Records excerpted from a collection |
══════════════════════════════

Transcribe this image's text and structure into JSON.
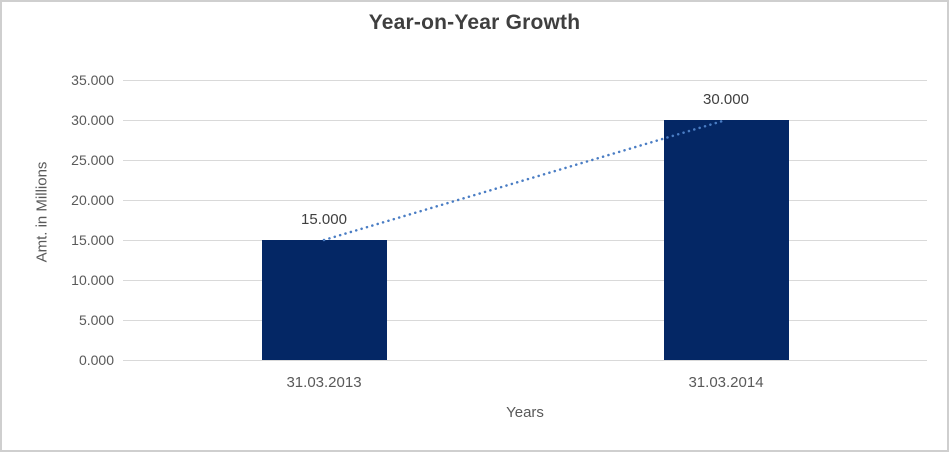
{
  "chart_data": {
    "type": "bar",
    "title": "Year-on-Year Growth",
    "categories": [
      "31.03.2013",
      "31.03.2014"
    ],
    "values": [
      15,
      30
    ],
    "data_labels": [
      "15.000",
      "30.000"
    ],
    "xlabel": "Years",
    "ylabel": "Amt. in Millions",
    "ylim": [
      0,
      35
    ],
    "ytick_step": 5,
    "ytick_labels": [
      "0.000",
      "5.000",
      "10.000",
      "15.000",
      "20.000",
      "25.000",
      "30.000",
      "35.000"
    ],
    "grid": true,
    "legend": "none",
    "trendline": {
      "style": "dotted",
      "connects": "bar-tops",
      "from_value": 15,
      "to_value": 30
    },
    "colors": {
      "bar": "#042765",
      "trendline": "#4a7dc4",
      "gridline": "#d9d9d9",
      "axis_text": "#595959",
      "title_text": "#3f3f3f",
      "frame_border": "#cfcfcf",
      "background": "#ffffff"
    }
  }
}
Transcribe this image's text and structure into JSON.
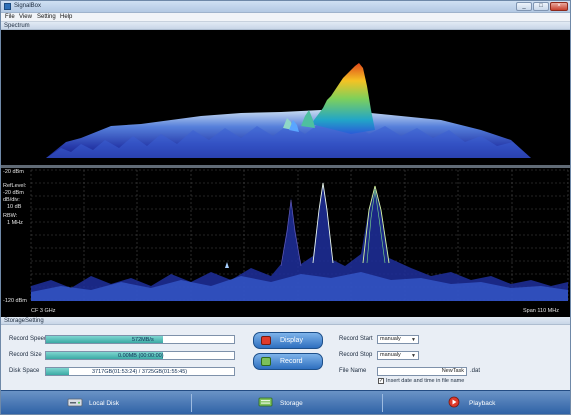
{
  "window": {
    "title": "SignalBox",
    "minimize": "_",
    "maximize": "□",
    "close": "×"
  },
  "menu": [
    "File",
    "View",
    "Setting",
    "Help"
  ],
  "spectrum_panel": {
    "label": "Spectrum"
  },
  "plot": {
    "top_label": "-20 dBm",
    "bottom_label": "-120 dBm",
    "ref_level_label": "RefLevel:",
    "ref_level_value": "-20 dBm",
    "ddiv_label": "dB/div:",
    "ddiv_value": "10 dB",
    "rbw_label": "RBW:",
    "rbw_value": "1 MHz",
    "center_freq": "CF 3 GHz",
    "span": "Span 110 MHz",
    "colors": {
      "trace": "#2f52c9",
      "peak": "#d7f5a0",
      "grid": "#4a4a4a"
    }
  },
  "storage": {
    "label": "StorageSetting",
    "record_speed": {
      "label": "Record Speed",
      "value": "572MB/s",
      "fill": 0.62
    },
    "record_size": {
      "label": "Record Size",
      "value": "0.00MB (00:00:00)",
      "fill": 0.62
    },
    "disk_space": {
      "label": "Disk Space",
      "value": "3717GB(01:53:24) / 3725GB(01:55:45)",
      "fill": 0.12
    },
    "display_button": "Display",
    "record_button": "Record",
    "record_start": {
      "label": "Record Start",
      "value": "manualy"
    },
    "record_stop": {
      "label": "Record Stop",
      "value": "manualy"
    },
    "file_name": {
      "label": "File Name",
      "value": "NewTask",
      "ext": ".dat"
    },
    "insert_date": {
      "label": "Insert date and time in file name",
      "checked": true
    }
  },
  "bottom_nav": {
    "local_disk": "Local Disk",
    "storage": "Storage",
    "playback": "Playback"
  }
}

══════════════════════════════

What you are asked to do |
Output all of the entries verbatim, leaving out any images.

Solution |
Transcribe this image's text and structure into JSON.
{
  "chart_data": {
    "type": "bar",
    "title": "Year-on-Year Growth",
    "categories": [
      "31.03.2013",
      "31.03.2014"
    ],
    "values": [
      15,
      30
    ],
    "data_labels": [
      "15.000",
      "30.000"
    ],
    "xlabel": "Years",
    "ylabel": "Amt. in Millions",
    "ylim": [
      0,
      35
    ],
    "ytick_step": 5,
    "ytick_labels": [
      "0.000",
      "5.000",
      "10.000",
      "15.000",
      "20.000",
      "25.000",
      "30.000",
      "35.000"
    ],
    "grid": true,
    "legend": "none",
    "trendline": {
      "style": "dotted",
      "connects": "bar-tops",
      "from_value": 15,
      "to_value": 30
    },
    "colors": {
      "bar": "#042765",
      "trendline": "#4a7dc4",
      "gridline": "#d9d9d9",
      "axis_text": "#595959",
      "title_text": "#3f3f3f",
      "frame_border": "#cfcfcf",
      "background": "#ffffff"
    }
  }
}
Transcribe this image's text and structure into JSON.
{
  "window": {
    "title": "SignalBox",
    "minimize": "_",
    "maximize": "□",
    "close": "×"
  },
  "menu": [
    "File",
    "View",
    "Setting",
    "Help"
  ],
  "spectrum_panel": {
    "label": "Spectrum"
  },
  "plot": {
    "top_label": "-20 dBm",
    "bottom_label": "-120 dBm",
    "ref_level_label": "RefLevel:",
    "ref_level_value": "-20 dBm",
    "ddiv_label": "dB/div:",
    "ddiv_value": "10 dB",
    "rbw_label": "RBW:",
    "rbw_value": "1 MHz",
    "center_freq": "CF 3 GHz",
    "span": "Span 110 MHz",
    "colors": {
      "trace": "#2f52c9",
      "peak": "#d7f5a0",
      "grid": "#4a4a4a"
    }
  },
  "storage": {
    "label": "StorageSetting",
    "record_speed": {
      "label": "Record Speed",
      "value": "572MB/s",
      "fill": 0.62
    },
    "record_size": {
      "label": "Record Size",
      "value": "0.00MB (00:00:00)",
      "fill": 0.62
    },
    "disk_space": {
      "label": "Disk Space",
      "value": "3717GB(01:53:24) / 3725GB(01:55:45)",
      "fill": 0.12
    },
    "display_button": "Display",
    "record_button": "Record",
    "record_start": {
      "label": "Record Start",
      "value": "manualy"
    },
    "record_stop": {
      "label": "Record Stop",
      "value": "manualy"
    },
    "file_name": {
      "label": "File Name",
      "value": "NewTask",
      "ext": ".dat"
    },
    "insert_date": {
      "label": "Insert date and time in file name",
      "checked": true
    }
  },
  "bottom_nav": {
    "local_disk": "Local Disk",
    "storage": "Storage",
    "playback": "Playback"
  }
}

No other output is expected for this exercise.